== STATED EXERCISE ==
Pick out all lines of the entries that include the word "Institut" and copy them.

== DATASET EXTRACT ==
▼▼▼

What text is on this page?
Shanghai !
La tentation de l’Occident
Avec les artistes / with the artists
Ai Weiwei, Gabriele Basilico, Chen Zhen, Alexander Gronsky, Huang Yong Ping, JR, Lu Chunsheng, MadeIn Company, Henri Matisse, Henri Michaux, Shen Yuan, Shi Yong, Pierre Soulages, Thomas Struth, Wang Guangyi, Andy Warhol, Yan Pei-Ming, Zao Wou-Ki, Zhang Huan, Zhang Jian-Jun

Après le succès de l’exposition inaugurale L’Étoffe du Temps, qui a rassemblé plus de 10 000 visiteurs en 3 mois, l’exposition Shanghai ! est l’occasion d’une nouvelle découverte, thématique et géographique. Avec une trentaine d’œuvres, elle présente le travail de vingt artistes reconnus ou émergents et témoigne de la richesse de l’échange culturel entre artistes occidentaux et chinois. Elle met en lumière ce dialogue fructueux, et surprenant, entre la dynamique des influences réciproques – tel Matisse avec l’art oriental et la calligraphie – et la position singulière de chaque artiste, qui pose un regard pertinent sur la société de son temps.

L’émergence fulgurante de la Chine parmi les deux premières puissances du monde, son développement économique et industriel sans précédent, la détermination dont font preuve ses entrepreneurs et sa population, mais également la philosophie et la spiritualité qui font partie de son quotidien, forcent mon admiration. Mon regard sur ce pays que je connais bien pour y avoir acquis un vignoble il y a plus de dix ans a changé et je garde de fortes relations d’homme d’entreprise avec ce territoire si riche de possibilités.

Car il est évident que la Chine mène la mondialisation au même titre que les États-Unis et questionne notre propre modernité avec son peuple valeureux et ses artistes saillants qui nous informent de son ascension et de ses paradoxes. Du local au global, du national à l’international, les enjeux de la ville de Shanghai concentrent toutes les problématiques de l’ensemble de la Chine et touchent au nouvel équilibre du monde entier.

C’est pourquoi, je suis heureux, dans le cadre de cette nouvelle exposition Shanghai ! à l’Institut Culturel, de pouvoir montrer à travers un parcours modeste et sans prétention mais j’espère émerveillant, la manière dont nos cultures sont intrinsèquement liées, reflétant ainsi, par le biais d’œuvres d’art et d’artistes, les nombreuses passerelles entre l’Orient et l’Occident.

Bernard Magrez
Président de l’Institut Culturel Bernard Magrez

▲▲▲

== RESULT ==
C’est pourquoi, je suis heureux, dans le cadre de cette nouvelle exposition Shanghai ! à l’Institut Culturel, de pouvoir montrer à travers un parcours modeste et sans prétention mais j’espère émerveillant, la manière dont nos cultures sont intrinsèquement liées, reflétant ainsi, par le biais d’œuvres d’art et d’artistes, les nombreuses passerelles entre l’Orient et l’Occident.
Président de l’Institut Culturel Bernard Magrez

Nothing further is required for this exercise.